> **WRITTEN TASK**: Identify every line in the records below that contains the word "this", and copy each of those lines.

> **EXERCISE INPUTS**:
--
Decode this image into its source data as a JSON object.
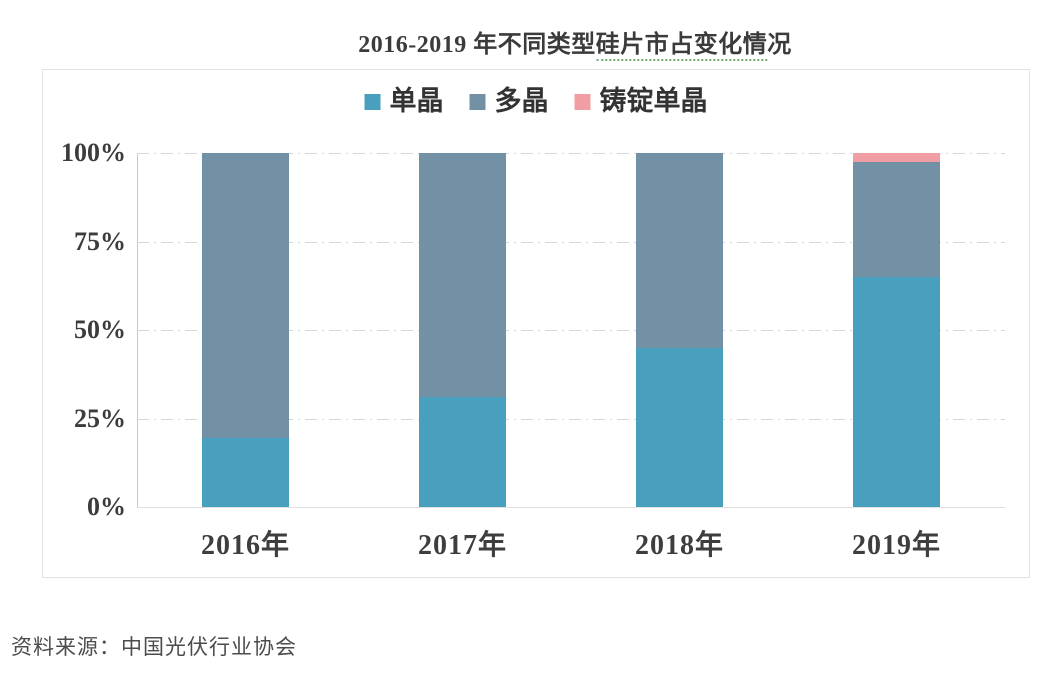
{
  "title": {
    "prefix": "2016-2019 年不同类型",
    "underlined": "硅片市占变化情",
    "suffix": "况",
    "full": "2016-2019 年不同类型硅片市占变化情况"
  },
  "source_note": "资料来源：中国光伏行业协会",
  "colors": {
    "mono": "#48a0be",
    "multi": "#7391a5",
    "cast_mono": "#f09da3",
    "grid": "#d7d7d7",
    "frame": "#e3e3e3",
    "text": "#3c3c3c"
  },
  "chart_data": {
    "type": "bar",
    "stacked": true,
    "title": "2016-2019 年不同类型硅片市占变化情况",
    "categories": [
      "2016年",
      "2017年",
      "2018年",
      "2019年"
    ],
    "series": [
      {
        "name": "单晶",
        "color": "#48a0be",
        "values": [
          19.5,
          31.0,
          45.0,
          65.0
        ]
      },
      {
        "name": "多晶",
        "color": "#7391a5",
        "values": [
          80.5,
          69.0,
          55.0,
          32.5
        ]
      },
      {
        "name": "铸锭单晶",
        "color": "#f09da3",
        "values": [
          0.0,
          0.0,
          0.0,
          2.5
        ]
      }
    ],
    "y_ticks": [
      "0%",
      "25%",
      "50%",
      "75%",
      "100%"
    ],
    "ylim": [
      0,
      100
    ],
    "ylabel": "",
    "xlabel": "",
    "grid": "horizontal dash-dot at 25/50/75/100",
    "legend_position": "top-center",
    "source": "中国光伏行业协会"
  }
}
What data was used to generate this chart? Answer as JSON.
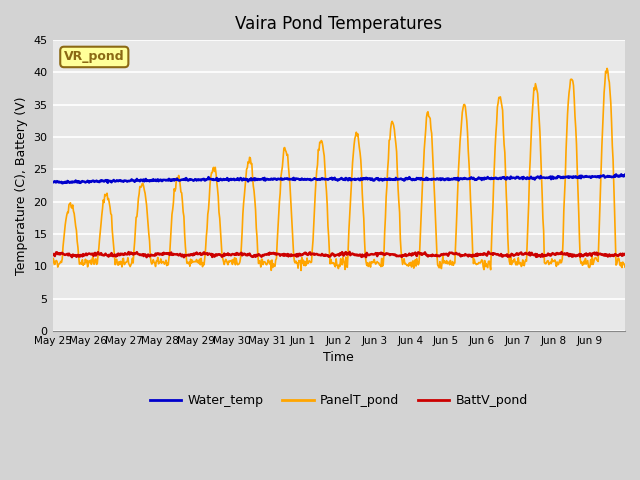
{
  "title": "Vaira Pond Temperatures",
  "xlabel": "Time",
  "ylabel": "Temperature (C), Battery (V)",
  "ylim": [
    0,
    45
  ],
  "yticks": [
    0,
    5,
    10,
    15,
    20,
    25,
    30,
    35,
    40,
    45
  ],
  "plot_bg_color": "#e8e8e8",
  "fig_bg_color": "#d3d3d3",
  "annotation_text": "VR_pond",
  "annotation_bg": "#ffff99",
  "annotation_border": "#8b6914",
  "water_temp_color": "#0000cc",
  "panel_temp_color": "#ffa500",
  "batt_color": "#cc0000",
  "legend_labels": [
    "Water_temp",
    "PanelT_pond",
    "BattV_pond"
  ],
  "x_tick_labels": [
    "May 25",
    "May 26",
    "May 27",
    "May 28",
    "May 29",
    "May 30",
    "May 31",
    "Jun 1",
    "Jun 2",
    "Jun 3",
    "Jun 4",
    "Jun 5",
    "Jun 6",
    "Jun 7",
    "Jun 8",
    "Jun 9"
  ],
  "num_days": 16
}
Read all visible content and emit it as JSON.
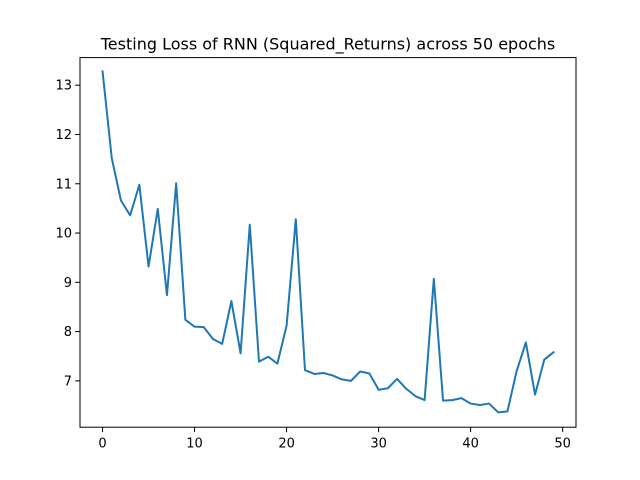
{
  "chart_data": {
    "type": "line",
    "title": "Testing Loss of RNN (Squared_Returns) across 50 epochs",
    "xlabel": "",
    "ylabel": "",
    "xlim": [
      -2.45,
      51.45
    ],
    "ylim": [
      6.06,
      13.56
    ],
    "x_ticks": [
      0,
      10,
      20,
      30,
      40,
      50
    ],
    "y_ticks": [
      7,
      8,
      9,
      10,
      11,
      12,
      13
    ],
    "grid": false,
    "line_color": "#1f77b4",
    "series": [
      {
        "x": [
          0,
          1,
          2,
          3,
          4,
          5,
          6,
          7,
          8,
          9,
          10,
          11,
          12,
          13,
          14,
          15,
          16,
          17,
          18,
          19,
          20,
          21,
          22,
          23,
          24,
          25,
          26,
          27,
          28,
          29,
          30,
          31,
          32,
          33,
          34,
          35,
          36,
          37,
          38,
          39,
          40,
          41,
          42,
          43,
          44,
          45,
          46,
          47,
          48,
          49
        ],
        "values": [
          13.28,
          11.52,
          10.66,
          10.36,
          10.98,
          9.32,
          10.49,
          8.74,
          11.01,
          8.24,
          8.1,
          8.09,
          7.85,
          7.75,
          8.62,
          7.56,
          10.17,
          7.39,
          7.49,
          7.35,
          8.12,
          10.28,
          7.22,
          7.14,
          7.16,
          7.11,
          7.03,
          7.0,
          7.19,
          7.15,
          6.82,
          6.85,
          7.04,
          6.84,
          6.69,
          6.61,
          9.07,
          6.6,
          6.61,
          6.65,
          6.54,
          6.51,
          6.54,
          6.36,
          6.38,
          7.2,
          7.78,
          6.72,
          7.43,
          7.58
        ]
      }
    ]
  }
}
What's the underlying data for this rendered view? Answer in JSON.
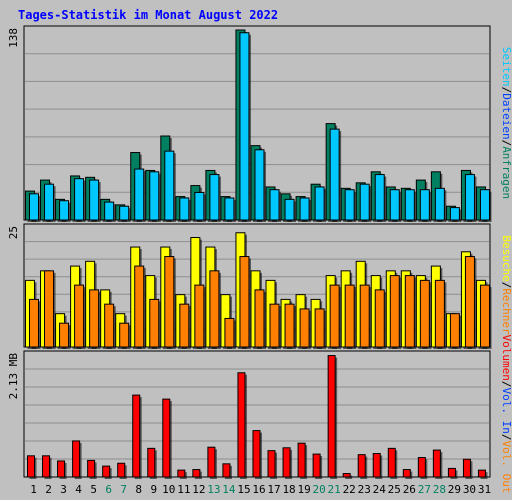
{
  "title": "Tages-Statistik im Monat August 2022",
  "colors": {
    "background": "#c0c0c0",
    "grid": "#8e8e8e",
    "title": "#0000ff",
    "anfragen": "#008060",
    "dateien": "#0040ff",
    "seiten": "#00c8ff",
    "besuche": "#ffff00",
    "rechner": "#ff8000",
    "vol_out": "#ff8000",
    "vol_in": "#0040ff",
    "volumen": "#ff0000",
    "weekend": "#008060",
    "weekday": "#000000"
  },
  "chart_data": [
    {
      "type": "bar",
      "ymax_label": "138",
      "ylim": [
        0,
        138
      ],
      "legend": {
        "anfragen": "Anfragen",
        "dateien": "Dateien",
        "seiten": "Seiten",
        "sep": "/"
      },
      "categories": [
        "1",
        "2",
        "3",
        "4",
        "5",
        "6",
        "7",
        "8",
        "9",
        "10",
        "11",
        "12",
        "13",
        "14",
        "15",
        "16",
        "17",
        "18",
        "19",
        "20",
        "21",
        "22",
        "23",
        "24",
        "25",
        "26",
        "27",
        "28",
        "29",
        "30",
        "31"
      ],
      "weekend_days": [
        "6",
        "7",
        "13",
        "14",
        "20",
        "21",
        "27",
        "28"
      ],
      "series": [
        {
          "name": "Anfragen",
          "values": [
            21,
            29,
            15,
            32,
            31,
            15,
            11,
            49,
            36,
            61,
            17,
            25,
            36,
            17,
            138,
            54,
            24,
            19,
            17,
            26,
            70,
            23,
            27,
            35,
            24,
            23,
            29,
            35,
            10,
            36,
            24
          ]
        },
        {
          "name": "Dateien",
          "values": [
            21,
            29,
            15,
            32,
            31,
            15,
            11,
            49,
            36,
            61,
            17,
            25,
            36,
            17,
            138,
            54,
            24,
            19,
            17,
            26,
            70,
            23,
            27,
            35,
            24,
            23,
            29,
            35,
            10,
            36,
            24
          ]
        },
        {
          "name": "Seiten",
          "values": [
            19,
            26,
            14,
            30,
            29,
            13,
            10,
            37,
            35,
            50,
            16,
            20,
            33,
            16,
            136,
            51,
            22,
            15,
            16,
            24,
            66,
            22,
            26,
            33,
            22,
            22,
            22,
            23,
            9,
            33,
            22
          ]
        }
      ]
    },
    {
      "type": "bar",
      "ymax_label": "25",
      "ylim": [
        0,
        25
      ],
      "legend": {
        "besuche": "Besuche",
        "rechner": "Rechner",
        "sep": "/"
      },
      "categories": [
        "1",
        "2",
        "3",
        "4",
        "5",
        "6",
        "7",
        "8",
        "9",
        "10",
        "11",
        "12",
        "13",
        "14",
        "15",
        "16",
        "17",
        "18",
        "19",
        "20",
        "21",
        "22",
        "23",
        "24",
        "25",
        "26",
        "27",
        "28",
        "29",
        "30",
        "31"
      ],
      "series": [
        {
          "name": "Besuche",
          "values": [
            14,
            16,
            7,
            17,
            18,
            12,
            7,
            21,
            15,
            21,
            11,
            23,
            21,
            11,
            24,
            16,
            14,
            10,
            11,
            10,
            15,
            16,
            18,
            15,
            16,
            16,
            15,
            17,
            7,
            20,
            14
          ]
        },
        {
          "name": "Rechner",
          "values": [
            10,
            16,
            5,
            13,
            12,
            9,
            5,
            17,
            10,
            19,
            9,
            13,
            16,
            6,
            19,
            12,
            9,
            9,
            8,
            8,
            13,
            13,
            13,
            12,
            15,
            15,
            14,
            14,
            7,
            19,
            13
          ]
        }
      ]
    },
    {
      "type": "bar",
      "ymax_label": "2.13 MB",
      "ylim": [
        0,
        2.13
      ],
      "legend": {
        "volumen": "Volumen",
        "vol_in": "Vol. In",
        "vol_out": "Vol. Out",
        "sep": "/"
      },
      "categories": [
        "1",
        "2",
        "3",
        "4",
        "5",
        "6",
        "7",
        "8",
        "9",
        "10",
        "11",
        "12",
        "13",
        "14",
        "15",
        "16",
        "17",
        "18",
        "19",
        "20",
        "21",
        "22",
        "23",
        "24",
        "25",
        "26",
        "27",
        "28",
        "29",
        "30",
        "31"
      ],
      "series": [
        {
          "name": "Volumen",
          "values": [
            0.37,
            0.37,
            0.28,
            0.63,
            0.29,
            0.19,
            0.24,
            1.43,
            0.5,
            1.36,
            0.12,
            0.13,
            0.52,
            0.23,
            1.82,
            0.81,
            0.46,
            0.51,
            0.59,
            0.4,
            2.12,
            0.06,
            0.39,
            0.41,
            0.5,
            0.13,
            0.34,
            0.47,
            0.15,
            0.31,
            0.12
          ]
        }
      ]
    }
  ]
}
--
> **TASK OUTPUT**:
Decode this image into its source data as a JSON object.
What data was used to generate this chart? Answer as JSON.
What's the underlying data for this rendered view? Answer in JSON.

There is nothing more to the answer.